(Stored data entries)
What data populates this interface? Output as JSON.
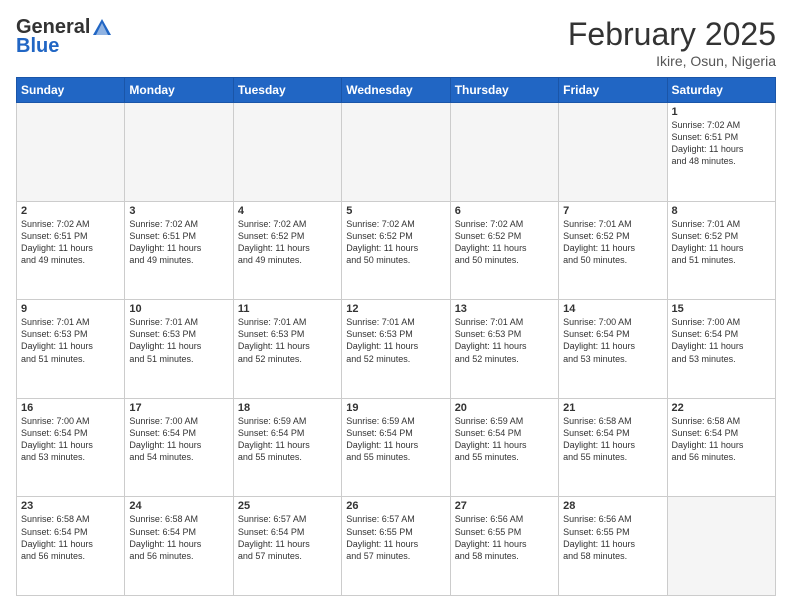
{
  "header": {
    "logo_general": "General",
    "logo_blue": "Blue",
    "month_title": "February 2025",
    "location": "Ikire, Osun, Nigeria"
  },
  "weekdays": [
    "Sunday",
    "Monday",
    "Tuesday",
    "Wednesday",
    "Thursday",
    "Friday",
    "Saturday"
  ],
  "weeks": [
    [
      {
        "day": "",
        "info": ""
      },
      {
        "day": "",
        "info": ""
      },
      {
        "day": "",
        "info": ""
      },
      {
        "day": "",
        "info": ""
      },
      {
        "day": "",
        "info": ""
      },
      {
        "day": "",
        "info": ""
      },
      {
        "day": "1",
        "info": "Sunrise: 7:02 AM\nSunset: 6:51 PM\nDaylight: 11 hours\nand 48 minutes."
      }
    ],
    [
      {
        "day": "2",
        "info": "Sunrise: 7:02 AM\nSunset: 6:51 PM\nDaylight: 11 hours\nand 49 minutes."
      },
      {
        "day": "3",
        "info": "Sunrise: 7:02 AM\nSunset: 6:51 PM\nDaylight: 11 hours\nand 49 minutes."
      },
      {
        "day": "4",
        "info": "Sunrise: 7:02 AM\nSunset: 6:52 PM\nDaylight: 11 hours\nand 49 minutes."
      },
      {
        "day": "5",
        "info": "Sunrise: 7:02 AM\nSunset: 6:52 PM\nDaylight: 11 hours\nand 50 minutes."
      },
      {
        "day": "6",
        "info": "Sunrise: 7:02 AM\nSunset: 6:52 PM\nDaylight: 11 hours\nand 50 minutes."
      },
      {
        "day": "7",
        "info": "Sunrise: 7:01 AM\nSunset: 6:52 PM\nDaylight: 11 hours\nand 50 minutes."
      },
      {
        "day": "8",
        "info": "Sunrise: 7:01 AM\nSunset: 6:52 PM\nDaylight: 11 hours\nand 51 minutes."
      }
    ],
    [
      {
        "day": "9",
        "info": "Sunrise: 7:01 AM\nSunset: 6:53 PM\nDaylight: 11 hours\nand 51 minutes."
      },
      {
        "day": "10",
        "info": "Sunrise: 7:01 AM\nSunset: 6:53 PM\nDaylight: 11 hours\nand 51 minutes."
      },
      {
        "day": "11",
        "info": "Sunrise: 7:01 AM\nSunset: 6:53 PM\nDaylight: 11 hours\nand 52 minutes."
      },
      {
        "day": "12",
        "info": "Sunrise: 7:01 AM\nSunset: 6:53 PM\nDaylight: 11 hours\nand 52 minutes."
      },
      {
        "day": "13",
        "info": "Sunrise: 7:01 AM\nSunset: 6:53 PM\nDaylight: 11 hours\nand 52 minutes."
      },
      {
        "day": "14",
        "info": "Sunrise: 7:00 AM\nSunset: 6:54 PM\nDaylight: 11 hours\nand 53 minutes."
      },
      {
        "day": "15",
        "info": "Sunrise: 7:00 AM\nSunset: 6:54 PM\nDaylight: 11 hours\nand 53 minutes."
      }
    ],
    [
      {
        "day": "16",
        "info": "Sunrise: 7:00 AM\nSunset: 6:54 PM\nDaylight: 11 hours\nand 53 minutes."
      },
      {
        "day": "17",
        "info": "Sunrise: 7:00 AM\nSunset: 6:54 PM\nDaylight: 11 hours\nand 54 minutes."
      },
      {
        "day": "18",
        "info": "Sunrise: 6:59 AM\nSunset: 6:54 PM\nDaylight: 11 hours\nand 55 minutes."
      },
      {
        "day": "19",
        "info": "Sunrise: 6:59 AM\nSunset: 6:54 PM\nDaylight: 11 hours\nand 55 minutes."
      },
      {
        "day": "20",
        "info": "Sunrise: 6:59 AM\nSunset: 6:54 PM\nDaylight: 11 hours\nand 55 minutes."
      },
      {
        "day": "21",
        "info": "Sunrise: 6:58 AM\nSunset: 6:54 PM\nDaylight: 11 hours\nand 55 minutes."
      },
      {
        "day": "22",
        "info": "Sunrise: 6:58 AM\nSunset: 6:54 PM\nDaylight: 11 hours\nand 56 minutes."
      }
    ],
    [
      {
        "day": "23",
        "info": "Sunrise: 6:58 AM\nSunset: 6:54 PM\nDaylight: 11 hours\nand 56 minutes."
      },
      {
        "day": "24",
        "info": "Sunrise: 6:58 AM\nSunset: 6:54 PM\nDaylight: 11 hours\nand 56 minutes."
      },
      {
        "day": "25",
        "info": "Sunrise: 6:57 AM\nSunset: 6:54 PM\nDaylight: 11 hours\nand 57 minutes."
      },
      {
        "day": "26",
        "info": "Sunrise: 6:57 AM\nSunset: 6:55 PM\nDaylight: 11 hours\nand 57 minutes."
      },
      {
        "day": "27",
        "info": "Sunrise: 6:56 AM\nSunset: 6:55 PM\nDaylight: 11 hours\nand 58 minutes."
      },
      {
        "day": "28",
        "info": "Sunrise: 6:56 AM\nSunset: 6:55 PM\nDaylight: 11 hours\nand 58 minutes."
      },
      {
        "day": "",
        "info": ""
      }
    ]
  ]
}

> PROMPT:
Set down every record once more, word for word, without pictures.

> THE RESULT:
What data populates this interface? Output as JSON.
{
  "header": {
    "logo_general": "General",
    "logo_blue": "Blue",
    "month_title": "February 2025",
    "location": "Ikire, Osun, Nigeria"
  },
  "weekdays": [
    "Sunday",
    "Monday",
    "Tuesday",
    "Wednesday",
    "Thursday",
    "Friday",
    "Saturday"
  ],
  "weeks": [
    [
      {
        "day": "",
        "info": ""
      },
      {
        "day": "",
        "info": ""
      },
      {
        "day": "",
        "info": ""
      },
      {
        "day": "",
        "info": ""
      },
      {
        "day": "",
        "info": ""
      },
      {
        "day": "",
        "info": ""
      },
      {
        "day": "1",
        "info": "Sunrise: 7:02 AM\nSunset: 6:51 PM\nDaylight: 11 hours\nand 48 minutes."
      }
    ],
    [
      {
        "day": "2",
        "info": "Sunrise: 7:02 AM\nSunset: 6:51 PM\nDaylight: 11 hours\nand 49 minutes."
      },
      {
        "day": "3",
        "info": "Sunrise: 7:02 AM\nSunset: 6:51 PM\nDaylight: 11 hours\nand 49 minutes."
      },
      {
        "day": "4",
        "info": "Sunrise: 7:02 AM\nSunset: 6:52 PM\nDaylight: 11 hours\nand 49 minutes."
      },
      {
        "day": "5",
        "info": "Sunrise: 7:02 AM\nSunset: 6:52 PM\nDaylight: 11 hours\nand 50 minutes."
      },
      {
        "day": "6",
        "info": "Sunrise: 7:02 AM\nSunset: 6:52 PM\nDaylight: 11 hours\nand 50 minutes."
      },
      {
        "day": "7",
        "info": "Sunrise: 7:01 AM\nSunset: 6:52 PM\nDaylight: 11 hours\nand 50 minutes."
      },
      {
        "day": "8",
        "info": "Sunrise: 7:01 AM\nSunset: 6:52 PM\nDaylight: 11 hours\nand 51 minutes."
      }
    ],
    [
      {
        "day": "9",
        "info": "Sunrise: 7:01 AM\nSunset: 6:53 PM\nDaylight: 11 hours\nand 51 minutes."
      },
      {
        "day": "10",
        "info": "Sunrise: 7:01 AM\nSunset: 6:53 PM\nDaylight: 11 hours\nand 51 minutes."
      },
      {
        "day": "11",
        "info": "Sunrise: 7:01 AM\nSunset: 6:53 PM\nDaylight: 11 hours\nand 52 minutes."
      },
      {
        "day": "12",
        "info": "Sunrise: 7:01 AM\nSunset: 6:53 PM\nDaylight: 11 hours\nand 52 minutes."
      },
      {
        "day": "13",
        "info": "Sunrise: 7:01 AM\nSunset: 6:53 PM\nDaylight: 11 hours\nand 52 minutes."
      },
      {
        "day": "14",
        "info": "Sunrise: 7:00 AM\nSunset: 6:54 PM\nDaylight: 11 hours\nand 53 minutes."
      },
      {
        "day": "15",
        "info": "Sunrise: 7:00 AM\nSunset: 6:54 PM\nDaylight: 11 hours\nand 53 minutes."
      }
    ],
    [
      {
        "day": "16",
        "info": "Sunrise: 7:00 AM\nSunset: 6:54 PM\nDaylight: 11 hours\nand 53 minutes."
      },
      {
        "day": "17",
        "info": "Sunrise: 7:00 AM\nSunset: 6:54 PM\nDaylight: 11 hours\nand 54 minutes."
      },
      {
        "day": "18",
        "info": "Sunrise: 6:59 AM\nSunset: 6:54 PM\nDaylight: 11 hours\nand 55 minutes."
      },
      {
        "day": "19",
        "info": "Sunrise: 6:59 AM\nSunset: 6:54 PM\nDaylight: 11 hours\nand 55 minutes."
      },
      {
        "day": "20",
        "info": "Sunrise: 6:59 AM\nSunset: 6:54 PM\nDaylight: 11 hours\nand 55 minutes."
      },
      {
        "day": "21",
        "info": "Sunrise: 6:58 AM\nSunset: 6:54 PM\nDaylight: 11 hours\nand 55 minutes."
      },
      {
        "day": "22",
        "info": "Sunrise: 6:58 AM\nSunset: 6:54 PM\nDaylight: 11 hours\nand 56 minutes."
      }
    ],
    [
      {
        "day": "23",
        "info": "Sunrise: 6:58 AM\nSunset: 6:54 PM\nDaylight: 11 hours\nand 56 minutes."
      },
      {
        "day": "24",
        "info": "Sunrise: 6:58 AM\nSunset: 6:54 PM\nDaylight: 11 hours\nand 56 minutes."
      },
      {
        "day": "25",
        "info": "Sunrise: 6:57 AM\nSunset: 6:54 PM\nDaylight: 11 hours\nand 57 minutes."
      },
      {
        "day": "26",
        "info": "Sunrise: 6:57 AM\nSunset: 6:55 PM\nDaylight: 11 hours\nand 57 minutes."
      },
      {
        "day": "27",
        "info": "Sunrise: 6:56 AM\nSunset: 6:55 PM\nDaylight: 11 hours\nand 58 minutes."
      },
      {
        "day": "28",
        "info": "Sunrise: 6:56 AM\nSunset: 6:55 PM\nDaylight: 11 hours\nand 58 minutes."
      },
      {
        "day": "",
        "info": ""
      }
    ]
  ]
}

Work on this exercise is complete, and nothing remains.